TASK DETAILS>
Only lines holding the string "Shift" are wanted; copy each one from the material.

Records about charts and figures>
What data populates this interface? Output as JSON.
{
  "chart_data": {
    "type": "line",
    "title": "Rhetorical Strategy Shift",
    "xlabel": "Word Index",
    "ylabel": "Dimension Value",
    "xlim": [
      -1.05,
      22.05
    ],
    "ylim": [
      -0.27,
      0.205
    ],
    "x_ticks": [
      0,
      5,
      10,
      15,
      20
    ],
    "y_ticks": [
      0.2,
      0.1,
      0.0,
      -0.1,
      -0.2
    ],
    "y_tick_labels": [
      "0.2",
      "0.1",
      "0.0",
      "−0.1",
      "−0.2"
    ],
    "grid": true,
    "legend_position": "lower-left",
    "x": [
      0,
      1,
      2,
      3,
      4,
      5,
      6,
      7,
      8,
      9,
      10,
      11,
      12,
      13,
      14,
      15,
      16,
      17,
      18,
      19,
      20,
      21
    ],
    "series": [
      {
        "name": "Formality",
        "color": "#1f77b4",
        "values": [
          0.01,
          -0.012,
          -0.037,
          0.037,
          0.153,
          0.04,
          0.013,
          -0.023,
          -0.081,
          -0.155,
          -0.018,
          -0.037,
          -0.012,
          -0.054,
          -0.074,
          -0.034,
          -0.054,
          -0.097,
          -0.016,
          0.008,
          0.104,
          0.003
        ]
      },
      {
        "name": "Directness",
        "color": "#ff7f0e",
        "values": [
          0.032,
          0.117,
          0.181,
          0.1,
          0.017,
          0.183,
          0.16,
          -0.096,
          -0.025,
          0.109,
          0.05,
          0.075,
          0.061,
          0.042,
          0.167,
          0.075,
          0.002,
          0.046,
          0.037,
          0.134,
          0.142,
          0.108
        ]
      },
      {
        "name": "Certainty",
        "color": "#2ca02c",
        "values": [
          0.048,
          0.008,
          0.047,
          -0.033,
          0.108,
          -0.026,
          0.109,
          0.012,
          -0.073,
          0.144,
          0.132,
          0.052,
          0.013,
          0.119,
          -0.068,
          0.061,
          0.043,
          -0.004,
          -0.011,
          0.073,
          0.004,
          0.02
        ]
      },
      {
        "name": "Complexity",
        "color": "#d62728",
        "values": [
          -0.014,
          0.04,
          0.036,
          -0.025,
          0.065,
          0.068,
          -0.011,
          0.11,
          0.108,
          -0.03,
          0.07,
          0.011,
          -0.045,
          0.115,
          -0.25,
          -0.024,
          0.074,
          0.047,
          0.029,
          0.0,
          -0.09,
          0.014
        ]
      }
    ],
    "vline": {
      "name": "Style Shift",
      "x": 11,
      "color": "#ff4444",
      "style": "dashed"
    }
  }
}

EXERCISE ANSWER>
    "title": "Rhetorical Strategy Shift",
      "name": "Style Shift",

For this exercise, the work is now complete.